--- start ---
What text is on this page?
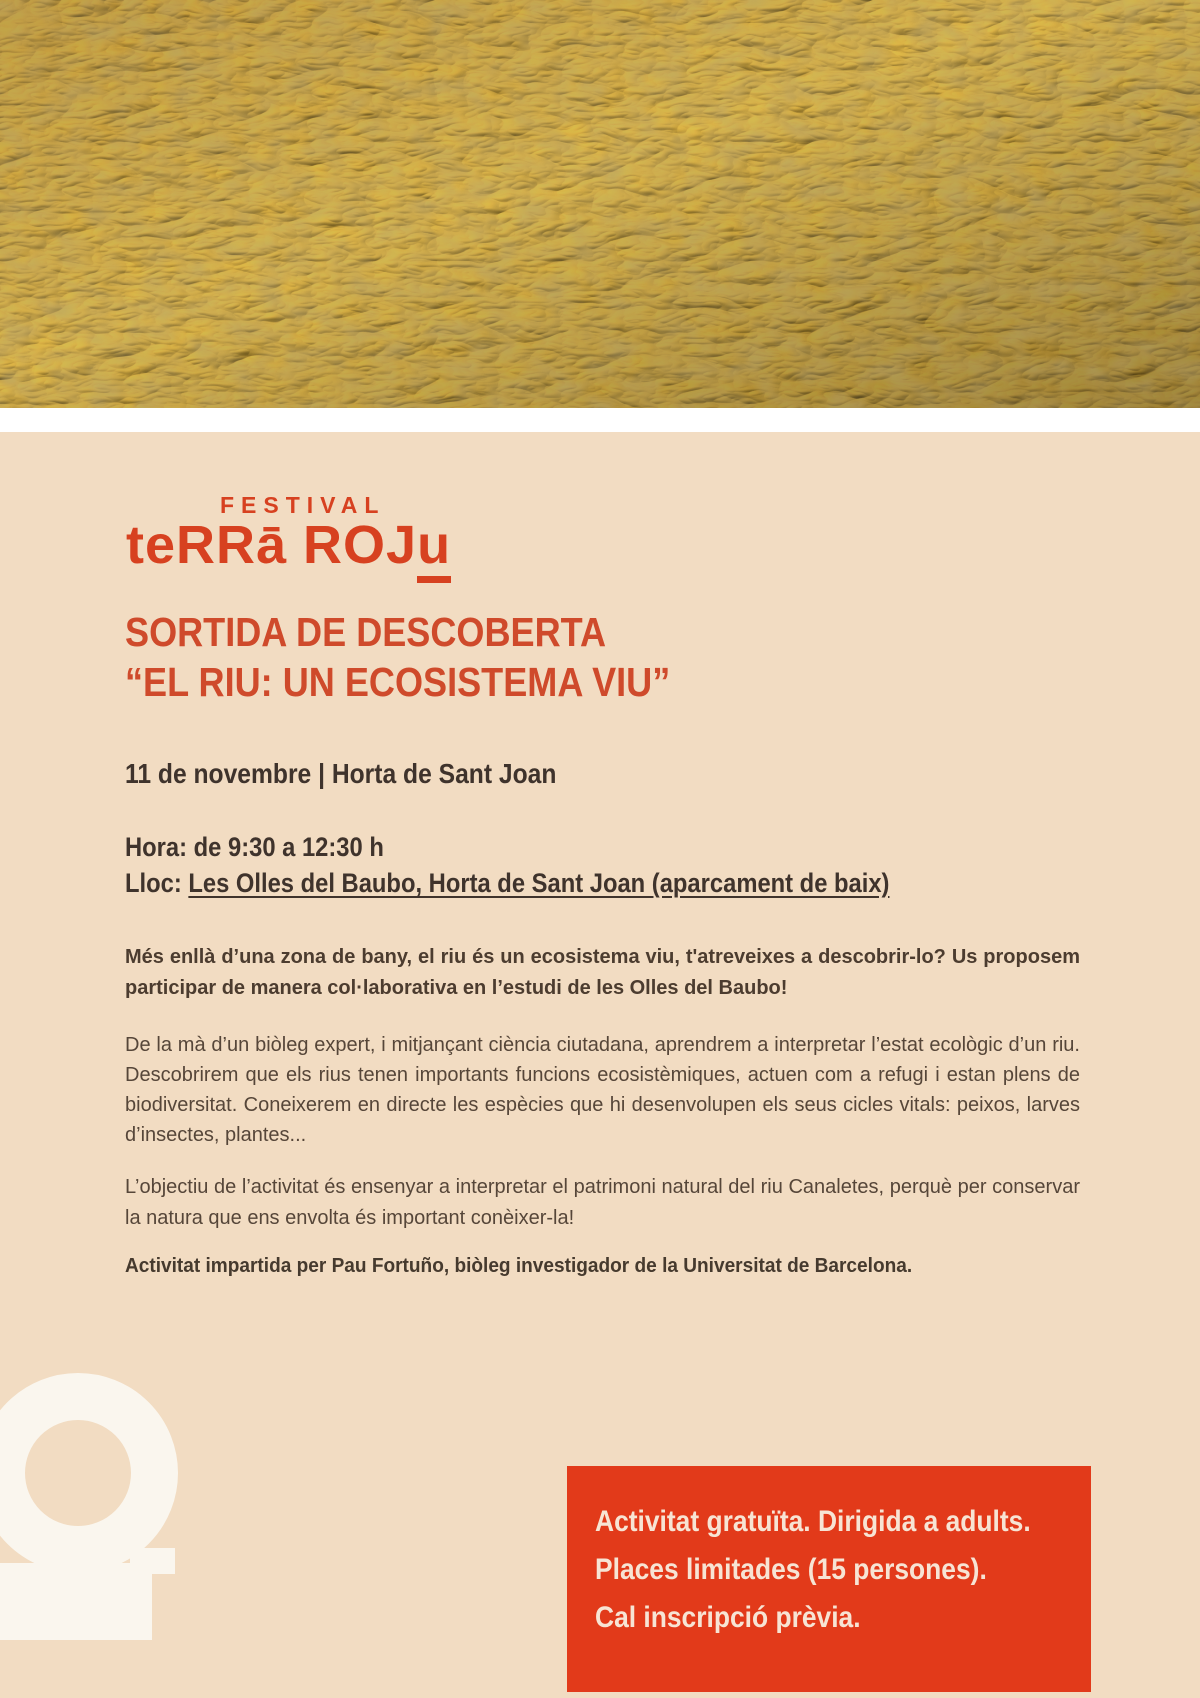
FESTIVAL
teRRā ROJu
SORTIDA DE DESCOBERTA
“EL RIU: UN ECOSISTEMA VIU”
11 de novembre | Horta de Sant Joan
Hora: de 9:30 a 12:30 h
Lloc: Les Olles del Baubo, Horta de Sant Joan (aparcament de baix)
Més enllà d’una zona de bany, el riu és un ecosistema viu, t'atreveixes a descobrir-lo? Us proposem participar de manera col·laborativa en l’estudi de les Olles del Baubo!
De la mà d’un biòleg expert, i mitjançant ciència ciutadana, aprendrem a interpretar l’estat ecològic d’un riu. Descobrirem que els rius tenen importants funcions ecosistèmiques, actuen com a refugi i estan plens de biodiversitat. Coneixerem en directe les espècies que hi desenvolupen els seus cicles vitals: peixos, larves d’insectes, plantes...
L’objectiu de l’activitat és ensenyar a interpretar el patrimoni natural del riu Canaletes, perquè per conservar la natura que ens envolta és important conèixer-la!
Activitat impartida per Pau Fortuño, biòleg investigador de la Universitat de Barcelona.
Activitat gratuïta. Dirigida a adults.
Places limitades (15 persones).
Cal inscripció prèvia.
--- end ---
**WHAT IS NEEDED**. Leave out the pictures and print every line of the data exactly.

**SOLUTION TO THIS PROBLEM**.
What text is on this page?
FESTIVAL
teRRā ROJu
SORTIDA DE DESCOBERTA
“EL RIU: UN ECOSISTEMA VIU”
11 de novembre | Horta de Sant Joan
Hora: de 9:30 a 12:30 h
Lloc: Les Olles del Baubo, Horta de Sant Joan (aparcament de baix)
Més enllà d’una zona de bany, el riu és un ecosistema viu, t'atreveixes a descobrir-lo? Us proposem participar de manera col·laborativa en l’estudi de les Olles del Baubo!
De la mà d’un biòleg expert, i mitjançant ciència ciutadana, aprendrem a interpretar l’estat ecològic d’un riu. Descobrirem que els rius tenen importants funcions ecosistèmiques, actuen com a refugi i estan plens de biodiversitat. Coneixerem en directe les espècies que hi desenvolupen els seus cicles vitals: peixos, larves d’insectes, plantes...
L’objectiu de l’activitat és ensenyar a interpretar el patrimoni natural del riu Canaletes, perquè per conservar la natura que ens envolta és important conèixer-la!
Activitat impartida per Pau Fortuño, biòleg investigador de la Universitat de Barcelona.
Activitat gratuïta. Dirigida a adults.
Places limitades (15 persones).
Cal inscripció prèvia.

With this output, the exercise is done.